» BLOC DE TEXTE
Pierre Soulages, moine soldat de l’Art abstrait. Au Centre Georges Pompidou, ils n’y sont pas habitués ! Ça devrait être le stress absolu, cet accrochage. Pensez, un géant mondial de la peinture abstraite qui a peint quasiment que du noir et dont les toiles supposent, plus que toutes les autres, un éclairage particulier pour faire ressortir les émotions.
Et pourtant à J-6 du vernissage d’une exposition qui va rallier des centaines de milliers de visiteurs, dans ce 6ème étage de Beaubourg protégé comme un bunker, on sent comme un apaisement.
On voit Pierre Soulages assis avec son épouse, sa « muse », Colette, au milieu d’une grande pièce, détendu, faisant déplacer une étiquette ou étalonner la hauteur d’une toile en toute quiétude. C’est lui qui a pensé le système d’accrochage de ses grands polyptyques mis ensemble pour la première fois. Il se lève et lentement déploie un corps de géant droit comme un i majuscule. On a du mal à imaginer qu’il aura vu, dans quelques semaines, 90 hivers se succéder.
«Je n’ai jamais vu un accrochage aussi serein. Pierre Soulages est d’une richesse humaine incroyable, confie une salariée du Centre Pompidou, il m’apaise.» Est-ce son côté moine, sa force spirituelle peu commune ? Au milieu de Paris, c’est lui qui impose son rythme du temps.

Relevés des emplacements des éléments:
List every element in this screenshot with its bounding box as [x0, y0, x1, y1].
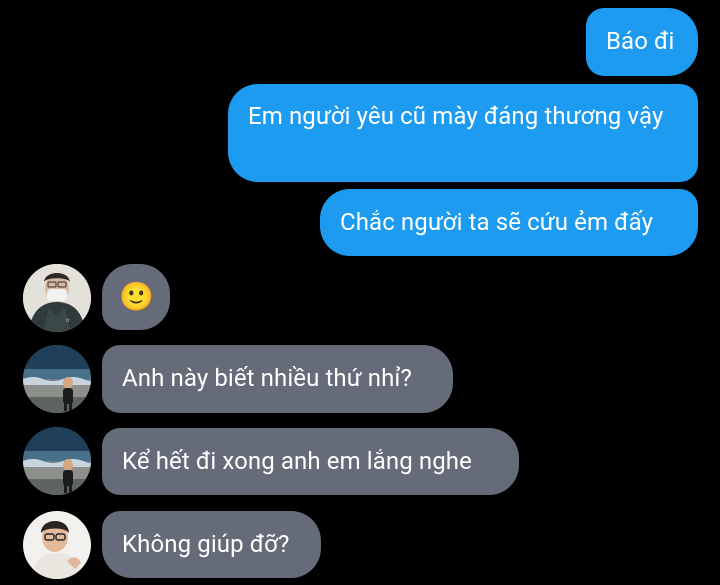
message-text: Em người yêu cũ mày đáng thương vậy [248, 102, 664, 130]
svg-text:☆: ☆ [65, 317, 70, 324]
user-avatar-beach-icon [23, 427, 91, 495]
message-text: Anh này biết nhiều thứ nhỉ? [122, 364, 412, 392]
message-text: Chắc người ta sẽ cứu ẻm đấy [340, 208, 654, 236]
message-bubble-outgoing[interactable]: Báo đi [586, 8, 698, 76]
message-bubble-incoming[interactable]: Không giúp đỡ? [102, 511, 321, 578]
message-bubble-incoming[interactable]: 🙂 [102, 264, 170, 330]
user-avatar-glasses-icon [23, 511, 91, 579]
avatar[interactable] [23, 345, 91, 413]
message-bubble-incoming[interactable]: Anh này biết nhiều thứ nhỉ? [102, 345, 453, 413]
avatar[interactable] [23, 427, 91, 495]
message-bubble-incoming[interactable]: Kể hết đi xong anh em lắng nghe [102, 428, 519, 495]
message-text: Kể hết đi xong anh em lắng nghe [122, 447, 472, 475]
emoji-slight-smile: 🙂 [119, 280, 154, 313]
message-text: Báo đi [606, 27, 675, 55]
message-bubble-outgoing[interactable]: Chắc người ta sẽ cứu ẻm đấy [320, 189, 698, 256]
user-avatar-masked-icon: ☆ [23, 264, 91, 332]
user-avatar-beach-icon [23, 345, 91, 413]
avatar[interactable] [23, 511, 91, 579]
message-bubble-outgoing[interactable]: Em người yêu cũ mày đáng thương vậy [228, 84, 698, 182]
message-text: Không giúp đỡ? [122, 530, 290, 558]
avatar[interactable]: ☆ [23, 264, 91, 332]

» PROBLÈMES À RÉSOUDRE
1. Selon le texte sur Pierre Soulages, quel est le prénom de son épouse ?
2. Reprenez les lignes depuis celle qui contient « message-text: Em người » jusqu'à celle qui contient « message-bubble-incoming[interactable]: Không giúp » en changeant « message-text » en « chat-text » et en laissant tout le reste identique.

» SOLUTIONS DES PROBLÈMES
1. Colette

2.
chat-text: Em người yêu cũ mày đáng thương vậy [248, 102, 664, 130]
svg-text:☆: ☆ [65, 317, 70, 324]
user-avatar-beach-icon [23, 427, 91, 495]
chat-text: Anh này biết nhiều thứ nhỉ? [122, 364, 412, 392]
chat-text: Chắc người ta sẽ cứu ẻm đấy [340, 208, 654, 236]
message-bubble-outgoing[interactable]: Báo đi [586, 8, 698, 76]
message-bubble-incoming[interactable]: Không giúp đỡ? [102, 511, 321, 578]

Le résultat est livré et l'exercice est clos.